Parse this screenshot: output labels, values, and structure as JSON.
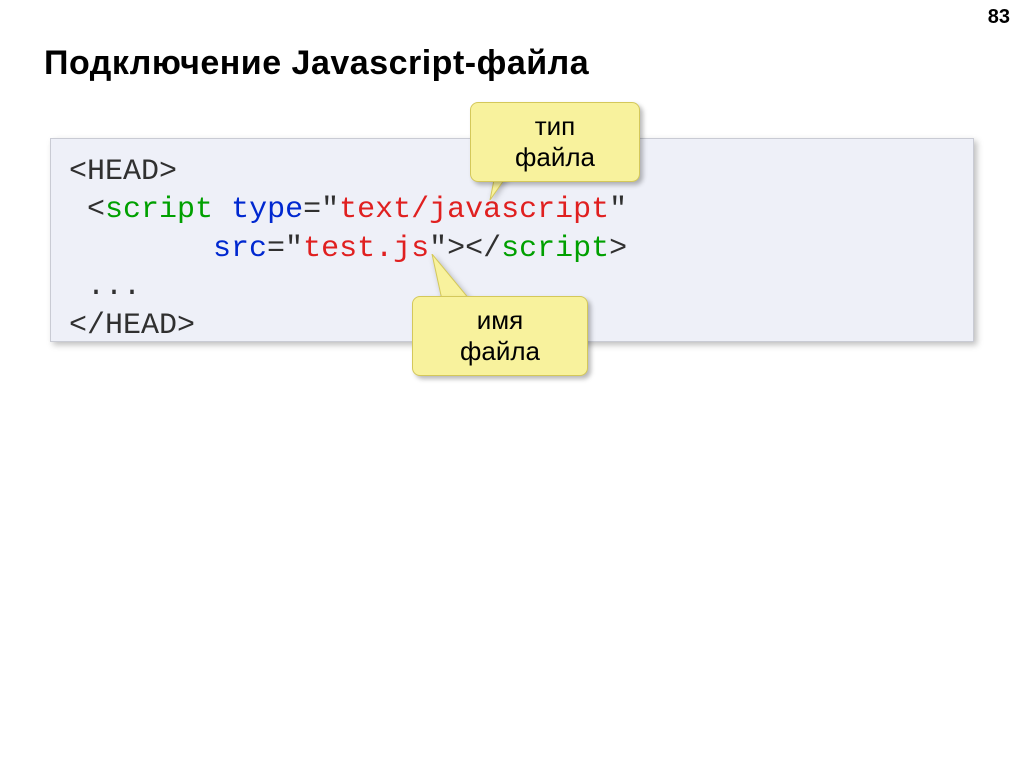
{
  "page_number": "83",
  "title": "Подключение Javascript-файла",
  "callouts": {
    "file_type": "тип файла",
    "file_name": "имя файла"
  },
  "code": {
    "line1_open": "<HEAD>",
    "line2_indent": " <",
    "line2_tag": "script",
    "line2_sp": " ",
    "line2_attr1": "type",
    "line2_eqq": "=\"",
    "line2_val1": "text/javascript",
    "line2_q": "\"",
    "line3_indent": "        ",
    "line3_attr2": "src",
    "line3_eqq": "=\"",
    "line3_val2": "test.js",
    "line3_qgt": "\">",
    "line3_clo": "</",
    "line3_tag": "script",
    "line3_gt": ">",
    "line4": " ...",
    "line5": "</HEAD>"
  }
}
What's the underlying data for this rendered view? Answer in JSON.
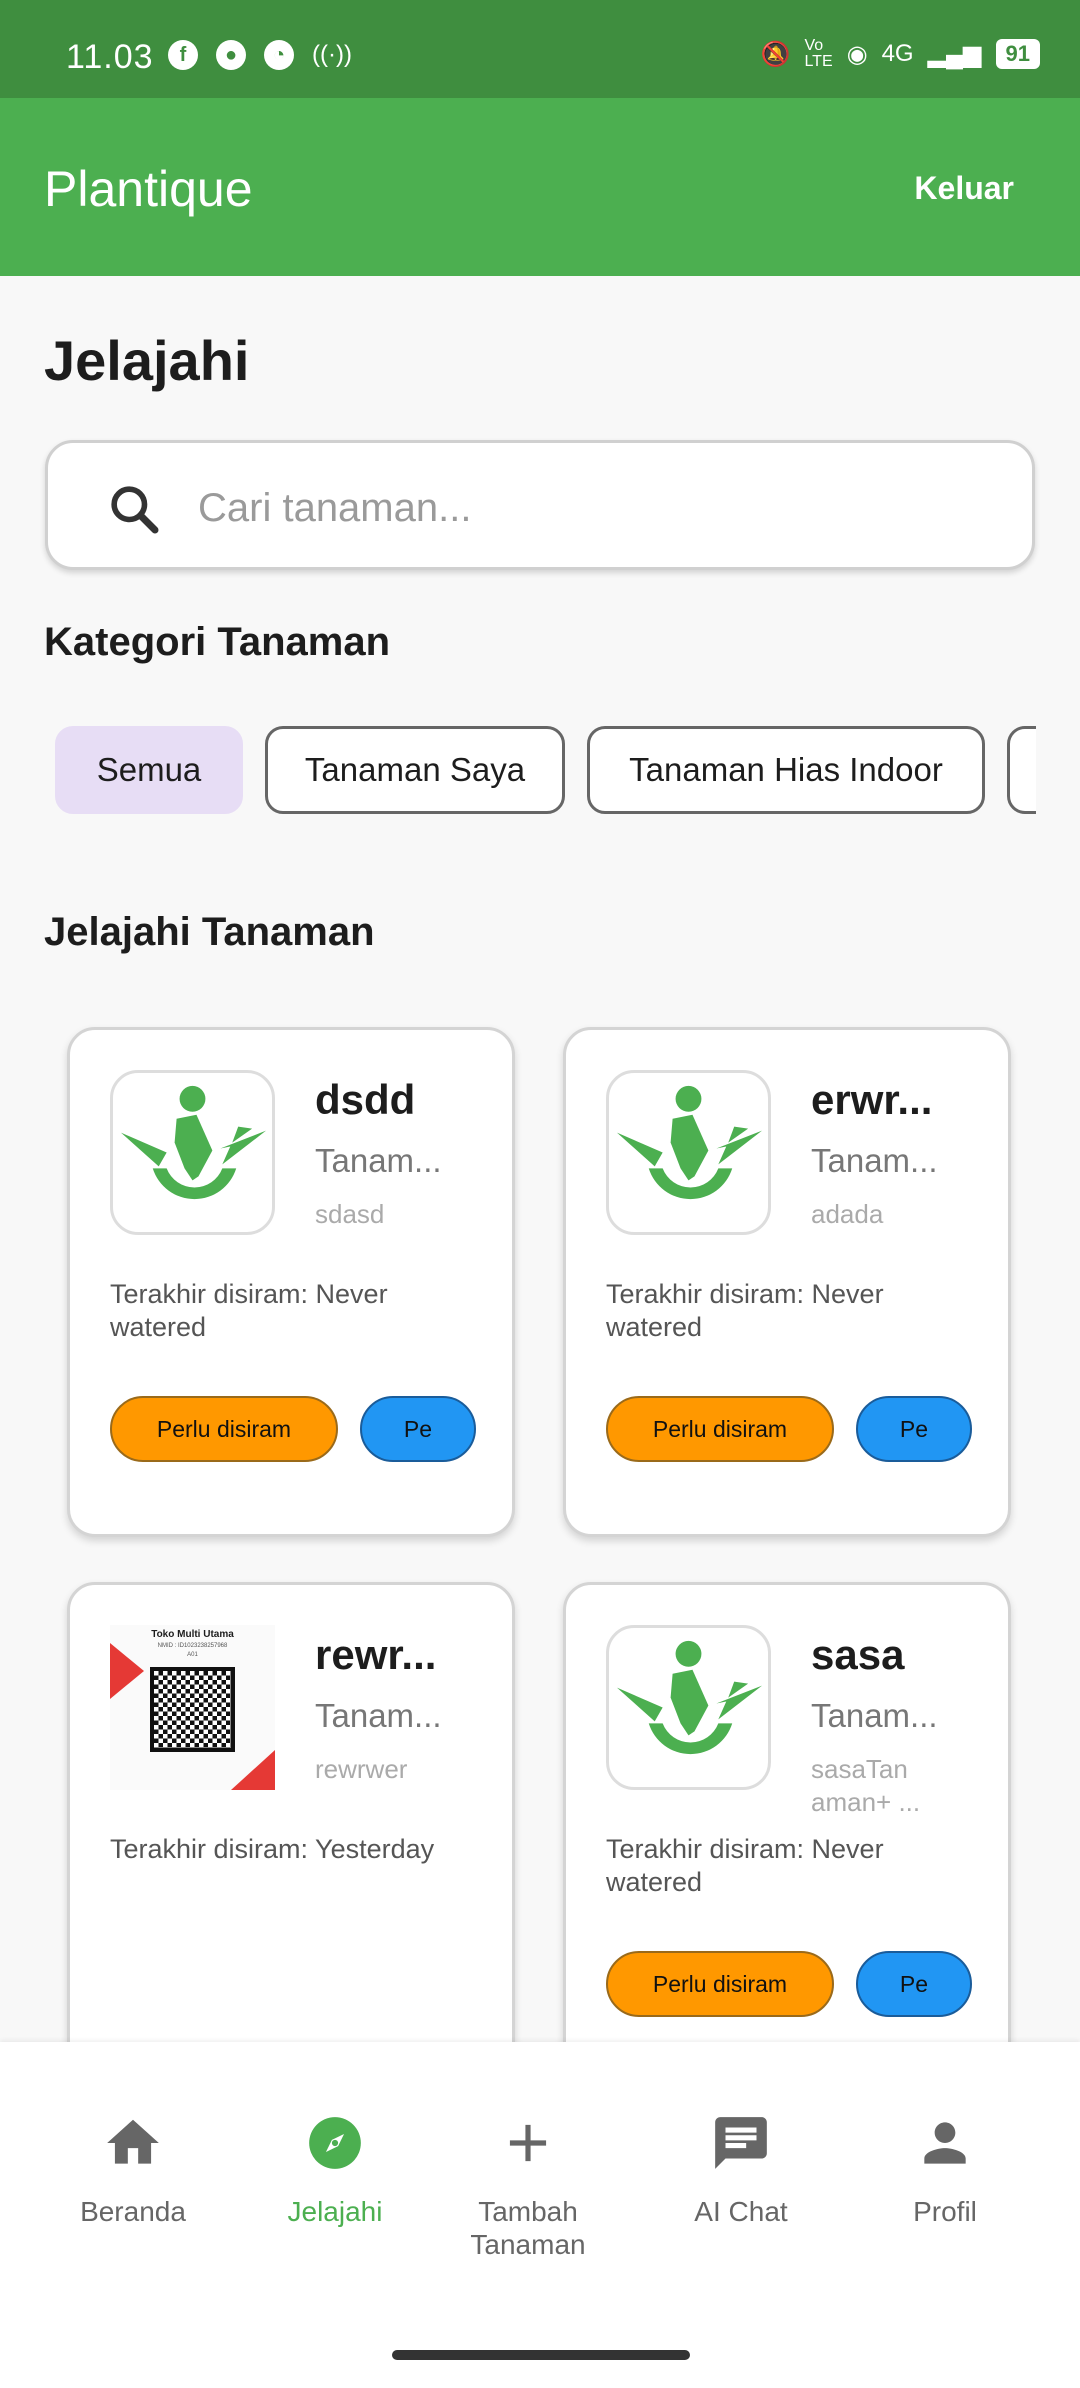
{
  "status_bar": {
    "time": "11.03",
    "network": "4G",
    "battery": "91"
  },
  "app_bar": {
    "title": "Plantique",
    "logout_label": "Keluar"
  },
  "page": {
    "title": "Jelajahi"
  },
  "search": {
    "placeholder": "Cari tanaman...",
    "value": ""
  },
  "categories": {
    "heading": "Kategori Tanaman",
    "chips": [
      {
        "label": "Semua",
        "selected": true
      },
      {
        "label": "Tanaman Saya",
        "selected": false
      },
      {
        "label": "Tanaman Hias Indoor",
        "selected": false
      }
    ]
  },
  "explore": {
    "heading": "Jelajahi Tanaman",
    "cards": [
      {
        "name": "dsdd",
        "category": "Tanam...",
        "description": "sdasd",
        "last_watered": "Terakhir disiram: Never watered",
        "water_label": "Perlu disiram",
        "action_label": "Pe",
        "image": "plantique-logo"
      },
      {
        "name": "erwr...",
        "category": "Tanam...",
        "description": "adada",
        "last_watered": "Terakhir disiram: Never watered",
        "water_label": "Perlu disiram",
        "action_label": "Pe",
        "image": "plantique-logo"
      },
      {
        "name": "rewr...",
        "category": "Tanam...",
        "description": "rewrwer",
        "last_watered": "Terakhir disiram: Yesterday",
        "image": "qr-code-photo",
        "qr_title": "Toko Multi Utama",
        "qr_sub": "NMID : ID1023238257968",
        "qr_code": "A01"
      },
      {
        "name": "sasa",
        "category": "Tanam...",
        "description": "sasaTan aman+ ...",
        "last_watered": "Terakhir disiram: Never watered",
        "water_label": "Perlu disiram",
        "action_label": "Pe",
        "image": "plantique-logo"
      }
    ]
  },
  "bottom_nav": {
    "items": [
      {
        "label": "Beranda",
        "icon": "home-icon",
        "active": false
      },
      {
        "label": "Jelajahi",
        "icon": "compass-icon",
        "active": true
      },
      {
        "label": "Tambah Tanaman",
        "icon": "plus-icon",
        "active": false
      },
      {
        "label": "AI Chat",
        "icon": "chat-icon",
        "active": false
      },
      {
        "label": "Profil",
        "icon": "person-icon",
        "active": false
      }
    ]
  },
  "colors": {
    "primary": "#4caf50",
    "status_bar": "#3f8e3f",
    "water_button": "#ff9800",
    "action_button": "#2196f3",
    "chip_selected": "#e7ddf5"
  }
}
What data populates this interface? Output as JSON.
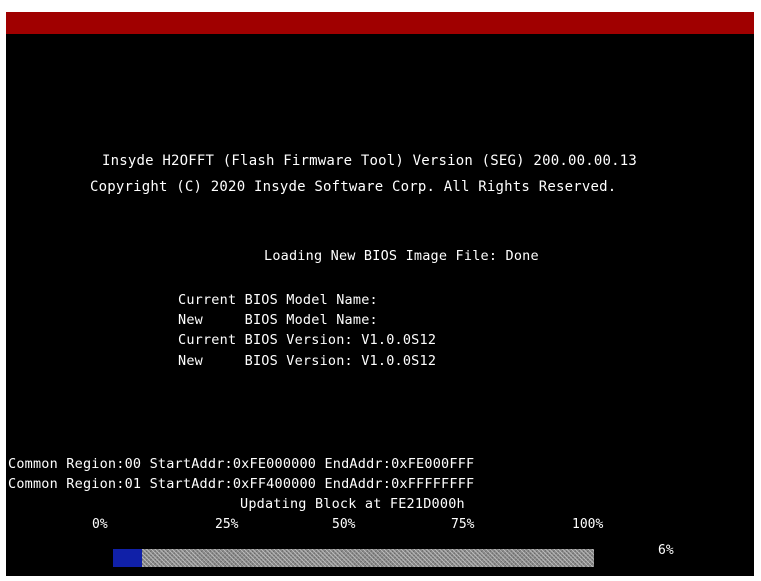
{
  "title_line1": "Insyde H2OFFT (Flash Firmware Tool) Version (SEG) 200.00.00.13",
  "title_line2": "Copyright (C) 2020 Insyde Software Corp. All Rights Reserved.",
  "loading_status": "Loading New BIOS Image File: Done",
  "bios_info": [
    "Current BIOS Model Name:",
    "New     BIOS Model Name:",
    "Current BIOS Version: V1.0.0S12",
    "New     BIOS Version: V1.0.0S12"
  ],
  "regions": [
    "Common Region:00 StartAddr:0xFE000000 EndAddr:0xFE000FFF",
    "Common Region:01 StartAddr:0xFF400000 EndAddr:0xFFFFFFFF"
  ],
  "update_status": "Updating Block at FE21D000h",
  "progress": {
    "scale_labels": [
      "0%",
      "25%",
      "50%",
      "75%",
      "100%"
    ],
    "percent_label": "6%",
    "fraction": 0.06
  },
  "colors": {
    "background": "#000000",
    "top_bar": "#a00000",
    "text": "#ffffff",
    "progress_fill": "#1020a8"
  }
}
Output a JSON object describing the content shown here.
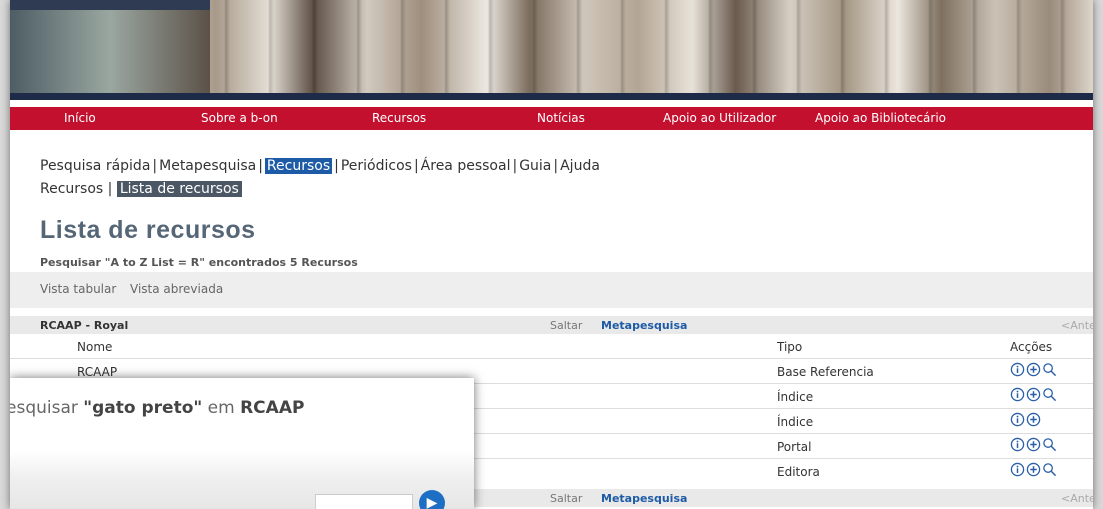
{
  "nav": {
    "items": [
      "Início",
      "Sobre a b-on",
      "Recursos",
      "Notícias",
      "Apoio ao Utilizador",
      "Apoio ao Bibliotecário"
    ]
  },
  "tabs": {
    "items": [
      "Pesquisa rápida",
      "Metapesquisa",
      "Recursos",
      "Periódicos",
      "Área pessoal",
      "Guia",
      "Ajuda"
    ],
    "active": "Recursos"
  },
  "breadcrumb": {
    "root": "Recursos",
    "current": "Lista de recursos"
  },
  "page": {
    "title": "Lista de recursos",
    "subtitle": "Pesquisar \"A to Z List = R\" encontrados 5 Recursos"
  },
  "views": {
    "tabular": "Vista tabular",
    "abreviada": "Vista abreviada"
  },
  "group": {
    "name": "RCAAP - Royal",
    "saltar": "Saltar",
    "metapesquisa": "Metapesquisa",
    "anterior": "<Anter"
  },
  "columns": {
    "nome": "Nome",
    "tipo": "Tipo",
    "accoes": "Acções"
  },
  "rows": [
    {
      "nome": "RCAAP",
      "tipo": "Base Referencia",
      "icons": [
        "info-icon",
        "add-icon",
        "search-icon"
      ]
    },
    {
      "nome": "",
      "tipo": "Índice",
      "icons": [
        "info-icon",
        "add-icon",
        "search-icon"
      ]
    },
    {
      "nome": "",
      "tipo": "Índice",
      "icons": [
        "info-icon",
        "add-icon"
      ]
    },
    {
      "nome": "",
      "tipo": "Portal",
      "icons": [
        "info-icon",
        "add-icon",
        "search-icon"
      ]
    },
    {
      "nome": "",
      "tipo": "Editora",
      "icons": [
        "info-icon",
        "add-icon",
        "search-icon"
      ]
    }
  ],
  "popup": {
    "prefix": "esquisar",
    "query": "\"gato preto\"",
    "middle": "em",
    "target": "RCAAP"
  },
  "colors": {
    "nav_red": "#c3102f",
    "active_blue": "#1d5ba6",
    "icon_blue": "#2a5fa8"
  }
}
:::::
Lines of the material that contain the word "description" are to be gathered.

        "description": "sdasd",
        "description": "adada",
        "description": "rewrwer",
        "description": "sasaTan aman+ ...",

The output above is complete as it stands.